How to get the result of a complex Wikipedia templ

This is a question that is a bit hard to follow but I will do my best explaining it. First, let me present an example page:

http://en.wikipedia.org/wiki/African_bush_elephant

That's a wikipedia page, a specie page in particular since it has the 'taxobox' to the right. I'm trying to parse the attributes in that taxobox using PHP. There's two ways in Wikipedia to create such a taxobox: manually, or by using the special "auto taxobox" template.

I can parse the manual one. I use Wikipedia's API to return the page's content in json format, next I use some regular expressions to get those properties.

In the case of an auto taxobox, however, the content returned is like this:

> {{automatic taxobox | name = African Bush Elephant&lt;ref
> name=MSW3&gt;{{MSW3 Proboscidea | id = 11500009 | page =
> 91}}&lt;/ref&gt; | status = VU | status_system = iucn3.1 | status_ref
> = &lt;ref name=IUCN&gt;{{IUCN2010|assessors=Blanc, J.|year=2008|version=2010.1|id=12392|title=Loxodonta
> africana|downloaded=04 April 2010}}&lt;/ref&gt; | trend = unknown |
> image = African Bush Elephant.jpg | taxon = Loxodonta africana |
> synonyms = ''Loxodonta africana africana'' | binomial = ''Loxodonta
> africana'' | binomial_authority = ([[Johann Friedrich
> Blumenbach|Blumenbach]], 1797) }}

If you'd compare this with the actual page as you would see it on Wikipedia, you'll notice several attributes are missing. For example, the property "Kingdom" is visible on the real page but not returned here. There's more properties missing like that.
═══
#### GIVEN INSTRUCTION 1
In the records, from the line with "318, 683, 618]" up to and including the line with "107, 552, 120]", swap "Ditch 31" for "Trench 31" and give those lines again with nothing else changed.
═══
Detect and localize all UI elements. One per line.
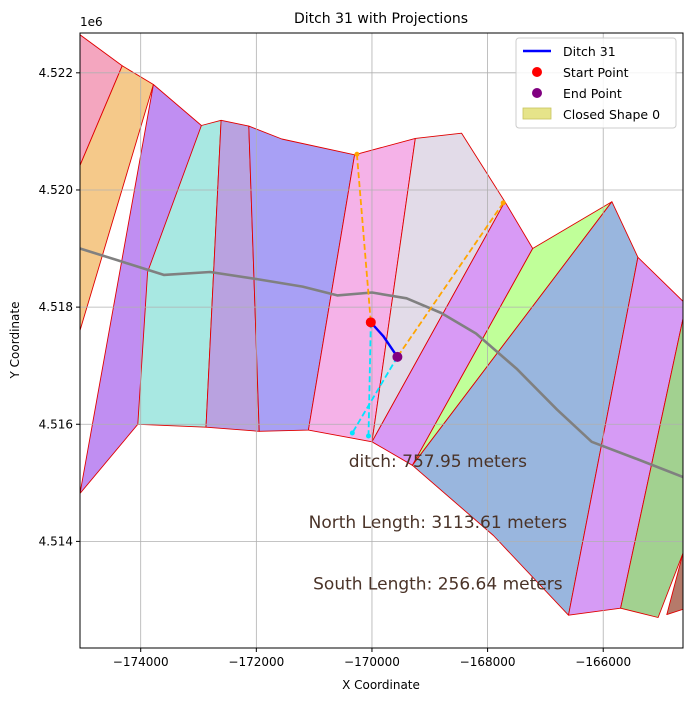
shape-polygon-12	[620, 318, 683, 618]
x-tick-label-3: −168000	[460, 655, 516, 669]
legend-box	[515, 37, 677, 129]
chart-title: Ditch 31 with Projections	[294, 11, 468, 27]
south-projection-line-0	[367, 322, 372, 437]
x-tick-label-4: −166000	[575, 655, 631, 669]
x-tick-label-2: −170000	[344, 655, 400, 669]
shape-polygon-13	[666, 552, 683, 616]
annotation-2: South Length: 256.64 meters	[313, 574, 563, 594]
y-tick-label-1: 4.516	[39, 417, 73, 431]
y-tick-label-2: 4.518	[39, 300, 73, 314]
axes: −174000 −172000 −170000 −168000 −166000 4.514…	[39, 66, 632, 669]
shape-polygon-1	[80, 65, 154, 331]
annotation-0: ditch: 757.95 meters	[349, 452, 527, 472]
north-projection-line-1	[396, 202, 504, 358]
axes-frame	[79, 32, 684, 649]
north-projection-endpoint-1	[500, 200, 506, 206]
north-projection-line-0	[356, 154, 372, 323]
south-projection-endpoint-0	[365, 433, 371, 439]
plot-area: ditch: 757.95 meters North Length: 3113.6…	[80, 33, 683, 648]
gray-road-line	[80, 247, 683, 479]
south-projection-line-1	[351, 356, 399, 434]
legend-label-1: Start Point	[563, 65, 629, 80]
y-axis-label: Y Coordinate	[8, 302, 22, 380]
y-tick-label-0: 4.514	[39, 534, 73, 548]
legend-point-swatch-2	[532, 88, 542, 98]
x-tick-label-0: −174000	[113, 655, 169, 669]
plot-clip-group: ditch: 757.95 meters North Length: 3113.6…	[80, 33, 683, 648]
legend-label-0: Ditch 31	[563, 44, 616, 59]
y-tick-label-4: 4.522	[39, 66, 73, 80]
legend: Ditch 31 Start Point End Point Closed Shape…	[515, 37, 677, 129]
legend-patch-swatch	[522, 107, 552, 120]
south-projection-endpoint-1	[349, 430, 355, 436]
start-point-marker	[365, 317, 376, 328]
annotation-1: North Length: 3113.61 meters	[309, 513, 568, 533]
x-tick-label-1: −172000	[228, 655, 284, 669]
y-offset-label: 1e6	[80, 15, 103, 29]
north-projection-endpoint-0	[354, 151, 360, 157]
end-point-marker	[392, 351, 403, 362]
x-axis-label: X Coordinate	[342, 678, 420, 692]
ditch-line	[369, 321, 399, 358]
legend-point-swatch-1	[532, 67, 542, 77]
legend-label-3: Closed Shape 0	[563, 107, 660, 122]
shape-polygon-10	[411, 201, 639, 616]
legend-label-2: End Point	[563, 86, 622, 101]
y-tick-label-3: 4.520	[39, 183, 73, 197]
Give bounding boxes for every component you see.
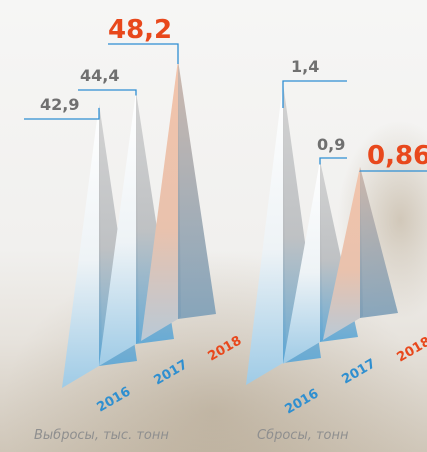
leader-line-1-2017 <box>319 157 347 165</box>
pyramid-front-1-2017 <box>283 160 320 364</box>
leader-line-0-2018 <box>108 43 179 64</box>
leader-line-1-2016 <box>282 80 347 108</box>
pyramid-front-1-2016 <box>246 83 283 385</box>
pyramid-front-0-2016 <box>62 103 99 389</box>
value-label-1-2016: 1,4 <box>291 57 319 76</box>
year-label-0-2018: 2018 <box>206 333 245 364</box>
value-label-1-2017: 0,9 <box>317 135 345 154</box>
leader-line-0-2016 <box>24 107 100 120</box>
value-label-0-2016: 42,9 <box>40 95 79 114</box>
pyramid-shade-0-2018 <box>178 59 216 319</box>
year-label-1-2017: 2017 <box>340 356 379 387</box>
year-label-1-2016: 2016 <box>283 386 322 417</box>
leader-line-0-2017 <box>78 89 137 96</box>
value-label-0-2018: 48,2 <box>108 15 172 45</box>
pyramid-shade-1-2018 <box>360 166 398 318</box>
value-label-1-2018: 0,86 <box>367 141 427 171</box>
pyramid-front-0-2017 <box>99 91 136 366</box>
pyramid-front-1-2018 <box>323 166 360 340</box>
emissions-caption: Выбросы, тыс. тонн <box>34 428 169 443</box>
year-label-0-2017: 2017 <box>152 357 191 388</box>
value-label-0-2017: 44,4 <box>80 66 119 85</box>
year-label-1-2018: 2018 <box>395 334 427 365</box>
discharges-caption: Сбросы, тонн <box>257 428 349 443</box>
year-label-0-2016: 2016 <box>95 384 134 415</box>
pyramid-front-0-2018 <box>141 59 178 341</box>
═══
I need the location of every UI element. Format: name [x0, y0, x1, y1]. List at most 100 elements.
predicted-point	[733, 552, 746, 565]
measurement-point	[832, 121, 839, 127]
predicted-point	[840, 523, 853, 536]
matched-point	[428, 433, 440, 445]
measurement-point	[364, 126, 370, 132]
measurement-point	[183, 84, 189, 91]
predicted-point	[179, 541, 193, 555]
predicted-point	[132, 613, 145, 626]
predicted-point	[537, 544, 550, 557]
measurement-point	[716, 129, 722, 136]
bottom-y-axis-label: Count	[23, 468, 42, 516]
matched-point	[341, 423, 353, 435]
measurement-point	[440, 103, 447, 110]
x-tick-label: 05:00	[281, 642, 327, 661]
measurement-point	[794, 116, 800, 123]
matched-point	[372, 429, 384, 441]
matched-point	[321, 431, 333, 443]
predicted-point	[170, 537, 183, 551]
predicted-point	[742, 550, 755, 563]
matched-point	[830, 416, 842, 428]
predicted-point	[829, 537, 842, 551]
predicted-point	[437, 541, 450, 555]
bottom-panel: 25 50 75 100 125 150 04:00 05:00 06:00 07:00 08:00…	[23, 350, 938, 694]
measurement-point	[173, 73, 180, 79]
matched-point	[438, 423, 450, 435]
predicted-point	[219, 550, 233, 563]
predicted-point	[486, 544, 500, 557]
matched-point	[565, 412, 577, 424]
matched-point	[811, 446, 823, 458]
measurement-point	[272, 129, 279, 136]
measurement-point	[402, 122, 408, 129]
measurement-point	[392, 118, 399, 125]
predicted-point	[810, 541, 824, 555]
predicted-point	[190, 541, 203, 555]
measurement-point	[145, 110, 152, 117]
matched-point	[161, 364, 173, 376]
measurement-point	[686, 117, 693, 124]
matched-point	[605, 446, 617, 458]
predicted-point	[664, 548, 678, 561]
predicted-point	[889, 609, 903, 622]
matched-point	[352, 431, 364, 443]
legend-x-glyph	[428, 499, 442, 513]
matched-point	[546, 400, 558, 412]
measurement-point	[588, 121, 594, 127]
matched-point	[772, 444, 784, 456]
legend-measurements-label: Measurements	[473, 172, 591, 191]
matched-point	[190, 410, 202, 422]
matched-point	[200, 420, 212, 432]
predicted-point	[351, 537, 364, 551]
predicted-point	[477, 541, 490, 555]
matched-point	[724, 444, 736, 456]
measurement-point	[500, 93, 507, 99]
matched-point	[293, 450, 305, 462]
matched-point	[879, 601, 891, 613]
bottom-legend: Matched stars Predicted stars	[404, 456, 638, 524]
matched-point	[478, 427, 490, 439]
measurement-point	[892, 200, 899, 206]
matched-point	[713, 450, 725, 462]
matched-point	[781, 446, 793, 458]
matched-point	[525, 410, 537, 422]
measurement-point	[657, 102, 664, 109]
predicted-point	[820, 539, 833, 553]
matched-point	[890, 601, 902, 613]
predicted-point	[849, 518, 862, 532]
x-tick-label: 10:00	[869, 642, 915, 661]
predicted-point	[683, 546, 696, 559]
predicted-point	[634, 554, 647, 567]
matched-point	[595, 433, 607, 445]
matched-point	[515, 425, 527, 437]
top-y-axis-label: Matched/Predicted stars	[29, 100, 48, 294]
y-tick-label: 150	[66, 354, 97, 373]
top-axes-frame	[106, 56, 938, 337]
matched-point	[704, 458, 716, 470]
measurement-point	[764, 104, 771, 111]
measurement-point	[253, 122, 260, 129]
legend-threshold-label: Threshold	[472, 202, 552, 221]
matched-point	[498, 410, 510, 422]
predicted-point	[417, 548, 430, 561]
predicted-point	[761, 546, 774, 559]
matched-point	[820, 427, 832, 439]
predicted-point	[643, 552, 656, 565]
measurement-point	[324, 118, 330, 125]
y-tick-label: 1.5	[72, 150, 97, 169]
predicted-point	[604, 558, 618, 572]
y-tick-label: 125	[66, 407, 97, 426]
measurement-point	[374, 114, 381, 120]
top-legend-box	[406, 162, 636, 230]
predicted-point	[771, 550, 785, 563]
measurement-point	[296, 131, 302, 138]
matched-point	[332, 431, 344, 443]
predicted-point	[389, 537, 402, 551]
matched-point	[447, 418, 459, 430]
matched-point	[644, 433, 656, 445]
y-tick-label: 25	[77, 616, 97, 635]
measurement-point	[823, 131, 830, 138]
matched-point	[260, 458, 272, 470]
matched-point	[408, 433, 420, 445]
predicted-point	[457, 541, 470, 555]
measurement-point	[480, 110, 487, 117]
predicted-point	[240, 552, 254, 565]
═══
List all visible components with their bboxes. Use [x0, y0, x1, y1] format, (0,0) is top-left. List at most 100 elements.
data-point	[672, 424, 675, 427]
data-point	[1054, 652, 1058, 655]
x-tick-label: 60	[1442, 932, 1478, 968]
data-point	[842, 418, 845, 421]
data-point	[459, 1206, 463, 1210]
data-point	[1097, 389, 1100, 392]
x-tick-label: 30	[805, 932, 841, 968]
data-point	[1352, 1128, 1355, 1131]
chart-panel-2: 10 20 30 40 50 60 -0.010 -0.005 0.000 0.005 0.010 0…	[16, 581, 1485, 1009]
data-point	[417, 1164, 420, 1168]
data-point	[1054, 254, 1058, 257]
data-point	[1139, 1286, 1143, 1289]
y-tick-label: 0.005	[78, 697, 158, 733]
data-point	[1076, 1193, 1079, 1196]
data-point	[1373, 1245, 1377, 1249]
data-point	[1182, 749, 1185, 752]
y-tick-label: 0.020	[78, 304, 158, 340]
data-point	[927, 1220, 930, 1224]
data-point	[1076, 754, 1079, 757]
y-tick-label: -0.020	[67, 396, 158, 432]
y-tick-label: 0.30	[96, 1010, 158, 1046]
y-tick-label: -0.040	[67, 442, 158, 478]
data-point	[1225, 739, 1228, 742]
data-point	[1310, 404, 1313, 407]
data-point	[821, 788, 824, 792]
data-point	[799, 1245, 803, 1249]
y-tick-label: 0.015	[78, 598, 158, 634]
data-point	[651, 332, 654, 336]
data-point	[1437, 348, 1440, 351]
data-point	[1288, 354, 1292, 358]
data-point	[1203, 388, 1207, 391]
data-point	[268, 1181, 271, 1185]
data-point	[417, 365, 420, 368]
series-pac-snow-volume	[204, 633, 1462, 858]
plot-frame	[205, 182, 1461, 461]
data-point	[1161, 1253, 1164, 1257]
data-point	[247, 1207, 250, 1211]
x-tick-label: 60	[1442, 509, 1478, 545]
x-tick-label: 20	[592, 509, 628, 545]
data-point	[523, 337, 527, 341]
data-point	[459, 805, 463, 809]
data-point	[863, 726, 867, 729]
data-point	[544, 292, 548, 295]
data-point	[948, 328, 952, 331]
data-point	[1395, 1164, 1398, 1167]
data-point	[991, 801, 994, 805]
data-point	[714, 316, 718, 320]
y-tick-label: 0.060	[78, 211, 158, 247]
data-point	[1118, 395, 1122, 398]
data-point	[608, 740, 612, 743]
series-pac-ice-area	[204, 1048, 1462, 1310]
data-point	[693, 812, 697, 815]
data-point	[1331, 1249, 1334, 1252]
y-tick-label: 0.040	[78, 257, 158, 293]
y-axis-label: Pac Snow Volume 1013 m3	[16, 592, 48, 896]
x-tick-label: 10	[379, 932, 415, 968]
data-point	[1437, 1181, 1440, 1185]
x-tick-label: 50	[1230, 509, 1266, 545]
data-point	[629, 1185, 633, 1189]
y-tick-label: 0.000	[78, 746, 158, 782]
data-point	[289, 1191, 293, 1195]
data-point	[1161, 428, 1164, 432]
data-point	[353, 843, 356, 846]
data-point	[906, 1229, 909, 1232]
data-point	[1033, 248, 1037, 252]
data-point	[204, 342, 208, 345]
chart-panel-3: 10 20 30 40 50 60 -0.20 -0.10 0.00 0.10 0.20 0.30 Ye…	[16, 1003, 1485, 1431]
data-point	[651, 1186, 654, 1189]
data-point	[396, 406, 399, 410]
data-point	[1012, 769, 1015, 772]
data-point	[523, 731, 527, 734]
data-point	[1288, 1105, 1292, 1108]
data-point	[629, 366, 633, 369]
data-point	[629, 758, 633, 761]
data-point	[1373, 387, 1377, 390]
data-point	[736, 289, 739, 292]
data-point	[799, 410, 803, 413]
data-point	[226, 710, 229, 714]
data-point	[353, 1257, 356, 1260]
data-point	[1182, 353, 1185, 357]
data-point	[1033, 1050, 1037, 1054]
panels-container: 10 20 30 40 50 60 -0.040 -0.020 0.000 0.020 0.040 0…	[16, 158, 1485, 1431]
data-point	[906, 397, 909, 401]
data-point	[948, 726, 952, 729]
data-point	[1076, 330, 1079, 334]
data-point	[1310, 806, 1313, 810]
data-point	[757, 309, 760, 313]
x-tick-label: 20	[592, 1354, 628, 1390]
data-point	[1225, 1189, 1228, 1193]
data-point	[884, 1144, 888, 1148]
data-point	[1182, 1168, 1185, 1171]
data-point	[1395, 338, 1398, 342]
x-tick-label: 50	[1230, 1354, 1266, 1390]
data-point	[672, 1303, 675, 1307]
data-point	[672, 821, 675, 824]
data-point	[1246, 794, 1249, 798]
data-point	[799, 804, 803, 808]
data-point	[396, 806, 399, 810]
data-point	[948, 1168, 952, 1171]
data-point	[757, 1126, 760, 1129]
═══
#### GIVEN INSTRUCTION 2
Pick up the forum post about parsing Wikipedia's automatic taxobox in PHP right after its last sentence and write what comes next.

#### FINAL RESULT 1
shape-polygon-12	[620, 318, 683, 618]
x-tick-label-3: −168000	[460, 655, 516, 669]
legend-box	[515, 37, 677, 129]
chart-title: Trench 31 with Projections	[294, 11, 468, 27]
south-projection-line-0	[367, 322, 372, 437]
x-tick-label-4: −166000	[575, 655, 631, 669]
x-tick-label-2: −170000	[344, 655, 400, 669]
shape-polygon-13	[666, 552, 683, 616]
annotation-2: South Length: 256.64 meters	[313, 574, 563, 594]
y-tick-label-1: 4.516	[39, 417, 73, 431]
y-tick-label-2: 4.518	[39, 300, 73, 314]
axes: −174000 −172000 −170000 −168000 −166000 4.514…	[39, 66, 632, 669]
shape-polygon-1	[80, 65, 154, 331]
annotation-0: ditch: 757.95 meters	[349, 452, 527, 472]
north-projection-line-1	[396, 202, 504, 358]
axes-frame	[79, 32, 684, 649]
north-projection-endpoint-1	[500, 200, 506, 206]
north-projection-line-0	[356, 154, 372, 323]
south-projection-endpoint-0	[365, 433, 371, 439]
plot-area: ditch: 757.95 meters North Length: 3113.6…	[80, 33, 683, 648]
gray-road-line	[80, 247, 683, 479]
south-projection-line-1	[351, 356, 399, 434]
legend-label-1: Start Point	[563, 65, 629, 80]
y-axis-label: Y Coordinate	[8, 302, 22, 380]
y-tick-label-0: 4.514	[39, 534, 73, 548]
legend-point-swatch-2	[532, 88, 542, 98]
x-tick-label-0: −174000	[113, 655, 169, 669]
plot-clip-group: ditch: 757.95 meters North Length: 3113.6…	[80, 33, 683, 648]
legend-label-0: Trench 31	[563, 44, 616, 59]
y-tick-label-4: 4.522	[39, 66, 73, 80]
legend: Trench 31 Start Point End Point Closed Shape…	[515, 37, 677, 129]
legend-patch-swatch	[522, 107, 552, 120]

#### FINAL RESULT 2
This is like due to the template needing Wikipedia's server side command to transform the template into actual output. I learned that the API has an "expandtemplates" action, which you can send a snippet like the one above, and you'll get the results returned as the user would see it. I'm using this for several templates and it works, but unfortunately not for the auto taxobox template. Click this link to see what expandtemplates returns:

complete link

As you can see, the template doesn't actually expand. Instead, it shows more templates, nested and repeated several times.

So now I'm stuck trying to read these properties from pages that have the auto taxobox template. The only other direction I can think of is to not use the API and to just parse the html of the actual page. That would be doable for some properties, but others are extremely fragile to parse.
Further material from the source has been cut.